WHAT TO PRODUCE: In the records below, count every line containing "трансферта". Reply with the number only.

[Data entries]
┌──

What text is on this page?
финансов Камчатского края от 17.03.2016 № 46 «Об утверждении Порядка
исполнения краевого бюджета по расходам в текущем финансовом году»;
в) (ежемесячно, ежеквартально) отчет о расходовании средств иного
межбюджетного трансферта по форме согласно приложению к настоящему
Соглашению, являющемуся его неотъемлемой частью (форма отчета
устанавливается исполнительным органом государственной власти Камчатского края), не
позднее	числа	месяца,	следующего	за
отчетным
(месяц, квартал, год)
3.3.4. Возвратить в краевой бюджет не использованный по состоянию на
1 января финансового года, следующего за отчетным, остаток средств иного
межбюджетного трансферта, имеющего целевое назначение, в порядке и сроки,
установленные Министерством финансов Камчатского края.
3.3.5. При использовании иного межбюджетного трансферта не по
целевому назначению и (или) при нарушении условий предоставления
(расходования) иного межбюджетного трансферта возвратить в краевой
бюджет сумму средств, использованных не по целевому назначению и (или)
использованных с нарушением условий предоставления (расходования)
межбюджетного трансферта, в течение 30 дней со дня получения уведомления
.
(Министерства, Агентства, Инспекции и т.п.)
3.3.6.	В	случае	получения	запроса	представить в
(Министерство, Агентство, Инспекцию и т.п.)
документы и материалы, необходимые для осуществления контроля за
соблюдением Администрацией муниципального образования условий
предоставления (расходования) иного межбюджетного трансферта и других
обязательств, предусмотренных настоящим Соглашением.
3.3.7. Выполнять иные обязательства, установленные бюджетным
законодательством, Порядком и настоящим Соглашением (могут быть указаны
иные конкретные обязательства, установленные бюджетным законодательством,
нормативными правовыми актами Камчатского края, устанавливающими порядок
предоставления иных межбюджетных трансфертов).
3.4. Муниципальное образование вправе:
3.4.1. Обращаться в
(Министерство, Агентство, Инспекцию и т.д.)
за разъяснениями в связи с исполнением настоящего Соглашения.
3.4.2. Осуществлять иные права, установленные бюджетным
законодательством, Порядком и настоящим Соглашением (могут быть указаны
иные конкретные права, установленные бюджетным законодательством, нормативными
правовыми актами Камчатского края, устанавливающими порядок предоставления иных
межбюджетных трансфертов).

└──

EXERCISE OUTPUT: 6